• _Task goal_: Repeat the material below exactly, line for line.

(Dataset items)
========================================

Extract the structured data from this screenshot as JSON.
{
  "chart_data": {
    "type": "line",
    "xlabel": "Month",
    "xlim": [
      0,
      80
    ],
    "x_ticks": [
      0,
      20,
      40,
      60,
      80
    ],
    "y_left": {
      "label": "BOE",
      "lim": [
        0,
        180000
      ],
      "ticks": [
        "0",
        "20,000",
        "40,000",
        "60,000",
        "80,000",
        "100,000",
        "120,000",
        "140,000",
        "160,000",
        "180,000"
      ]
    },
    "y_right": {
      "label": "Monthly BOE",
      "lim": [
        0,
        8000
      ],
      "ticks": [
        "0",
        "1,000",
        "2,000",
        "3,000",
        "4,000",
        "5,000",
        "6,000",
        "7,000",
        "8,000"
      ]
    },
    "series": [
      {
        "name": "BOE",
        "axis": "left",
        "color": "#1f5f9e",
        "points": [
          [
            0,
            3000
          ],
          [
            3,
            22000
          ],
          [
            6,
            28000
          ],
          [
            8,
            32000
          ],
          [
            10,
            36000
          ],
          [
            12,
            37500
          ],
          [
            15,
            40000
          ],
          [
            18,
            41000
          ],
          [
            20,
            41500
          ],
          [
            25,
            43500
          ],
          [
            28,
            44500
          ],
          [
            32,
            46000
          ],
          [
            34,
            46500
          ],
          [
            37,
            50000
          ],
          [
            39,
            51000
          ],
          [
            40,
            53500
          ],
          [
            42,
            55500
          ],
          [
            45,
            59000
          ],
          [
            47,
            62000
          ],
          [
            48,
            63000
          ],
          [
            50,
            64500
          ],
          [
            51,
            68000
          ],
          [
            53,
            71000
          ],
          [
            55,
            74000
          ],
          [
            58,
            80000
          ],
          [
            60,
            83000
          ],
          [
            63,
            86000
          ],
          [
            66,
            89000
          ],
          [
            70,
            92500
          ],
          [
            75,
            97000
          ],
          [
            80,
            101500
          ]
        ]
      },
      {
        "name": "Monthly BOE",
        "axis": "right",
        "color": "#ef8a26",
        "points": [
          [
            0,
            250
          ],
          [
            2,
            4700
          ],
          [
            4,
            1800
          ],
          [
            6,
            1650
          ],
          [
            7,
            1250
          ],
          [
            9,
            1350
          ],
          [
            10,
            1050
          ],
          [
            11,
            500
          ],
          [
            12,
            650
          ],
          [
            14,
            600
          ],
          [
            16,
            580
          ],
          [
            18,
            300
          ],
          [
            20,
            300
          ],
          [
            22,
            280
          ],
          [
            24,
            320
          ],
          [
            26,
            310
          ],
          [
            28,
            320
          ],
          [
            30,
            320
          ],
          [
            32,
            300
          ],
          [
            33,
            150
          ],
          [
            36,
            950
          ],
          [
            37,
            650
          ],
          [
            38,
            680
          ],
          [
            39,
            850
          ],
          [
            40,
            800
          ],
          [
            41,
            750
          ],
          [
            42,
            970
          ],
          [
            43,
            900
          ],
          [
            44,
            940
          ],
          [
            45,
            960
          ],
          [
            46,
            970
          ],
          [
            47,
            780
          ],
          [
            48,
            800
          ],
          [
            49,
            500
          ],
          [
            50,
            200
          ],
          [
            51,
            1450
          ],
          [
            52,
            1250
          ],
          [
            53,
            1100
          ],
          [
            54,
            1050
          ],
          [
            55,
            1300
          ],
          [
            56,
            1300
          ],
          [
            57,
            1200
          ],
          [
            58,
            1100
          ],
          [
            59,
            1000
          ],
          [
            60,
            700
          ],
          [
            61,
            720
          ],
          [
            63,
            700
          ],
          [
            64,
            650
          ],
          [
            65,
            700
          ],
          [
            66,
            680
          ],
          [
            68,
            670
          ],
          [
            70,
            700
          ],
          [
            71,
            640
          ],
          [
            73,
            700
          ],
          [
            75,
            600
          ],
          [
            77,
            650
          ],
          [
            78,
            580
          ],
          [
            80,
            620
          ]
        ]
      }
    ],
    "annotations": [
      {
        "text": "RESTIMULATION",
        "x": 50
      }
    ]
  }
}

========================================

• _Complete response_:
Extract the structured data from this screenshot as JSON.
{
  "chart_data": {
    "type": "line",
    "xlabel": "Month",
    "xlim": [
      0,
      80
    ],
    "x_ticks": [
      0,
      20,
      40,
      60,
      80
    ],
    "y_left": {
      "label": "BOE",
      "lim": [
        0,
        180000
      ],
      "ticks": [
        "0",
        "20,000",
        "40,000",
        "60,000",
        "80,000",
        "100,000",
        "120,000",
        "140,000",
        "160,000",
        "180,000"
      ]
    },
    "y_right": {
      "label": "Monthly BOE",
      "lim": [
        0,
        8000
      ],
      "ticks": [
        "0",
        "1,000",
        "2,000",
        "3,000",
        "4,000",
        "5,000",
        "6,000",
        "7,000",
        "8,000"
      ]
    },
    "series": [
      {
        "name": "BOE",
        "axis": "left",
        "color": "#1f5f9e",
        "points": [
          [
            0,
            3000
          ],
          [
            3,
            22000
          ],
          [
            6,
            28000
          ],
          [
            8,
            32000
          ],
          [
            10,
            36000
          ],
          [
            12,
            37500
          ],
          [
            15,
            40000
          ],
          [
            18,
            41000
          ],
          [
            20,
            41500
          ],
          [
            25,
            43500
          ],
          [
            28,
            44500
          ],
          [
            32,
            46000
          ],
          [
            34,
            46500
          ],
          [
            37,
            50000
          ],
          [
            39,
            51000
          ],
          [
            40,
            53500
          ],
          [
            42,
            55500
          ],
          [
            45,
            59000
          ],
          [
            47,
            62000
          ],
          [
            48,
            63000
          ],
          [
            50,
            64500
          ],
          [
            51,
            68000
          ],
          [
            53,
            71000
          ],
          [
            55,
            74000
          ],
          [
            58,
            80000
          ],
          [
            60,
            83000
          ],
          [
            63,
            86000
          ],
          [
            66,
            89000
          ],
          [
            70,
            92500
          ],
          [
            75,
            97000
          ],
          [
            80,
            101500
          ]
        ]
      },
      {
        "name": "Monthly BOE",
        "axis": "right",
        "color": "#ef8a26",
        "points": [
          [
            0,
            250
          ],
          [
            2,
            4700
          ],
          [
            4,
            1800
          ],
          [
            6,
            1650
          ],
          [
            7,
            1250
          ],
          [
            9,
            1350
          ],
          [
            10,
            1050
          ],
          [
            11,
            500
          ],
          [
            12,
            650
          ],
          [
            14,
            600
          ],
          [
            16,
            580
          ],
          [
            18,
            300
          ],
          [
            20,
            300
          ],
          [
            22,
            280
          ],
          [
            24,
            320
          ],
          [
            26,
            310
          ],
          [
            28,
            320
          ],
          [
            30,
            320
          ],
          [
            32,
            300
          ],
          [
            33,
            150
          ],
          [
            36,
            950
          ],
          [
            37,
            650
          ],
          [
            38,
            680
          ],
          [
            39,
            850
          ],
          [
            40,
            800
          ],
          [
            41,
            750
          ],
          [
            42,
            970
          ],
          [
            43,
            900
          ],
          [
            44,
            940
          ],
          [
            45,
            960
          ],
          [
            46,
            970
          ],
          [
            47,
            780
          ],
          [
            48,
            800
          ],
          [
            49,
            500
          ],
          [
            50,
            200
          ],
          [
            51,
            1450
          ],
          [
            52,
            1250
          ],
          [
            53,
            1100
          ],
          [
            54,
            1050
          ],
          [
            55,
            1300
          ],
          [
            56,
            1300
          ],
          [
            57,
            1200
          ],
          [
            58,
            1100
          ],
          [
            59,
            1000
          ],
          [
            60,
            700
          ],
          [
            61,
            720
          ],
          [
            63,
            700
          ],
          [
            64,
            650
          ],
          [
            65,
            700
          ],
          [
            66,
            680
          ],
          [
            68,
            670
          ],
          [
            70,
            700
          ],
          [
            71,
            640
          ],
          [
            73,
            700
          ],
          [
            75,
            600
          ],
          [
            77,
            650
          ],
          [
            78,
            580
          ],
          [
            80,
            620
          ]
        ]
      }
    ],
    "annotations": [
      {
        "text": "RESTIMULATION",
        "x": 50
      }
    ]
  }
}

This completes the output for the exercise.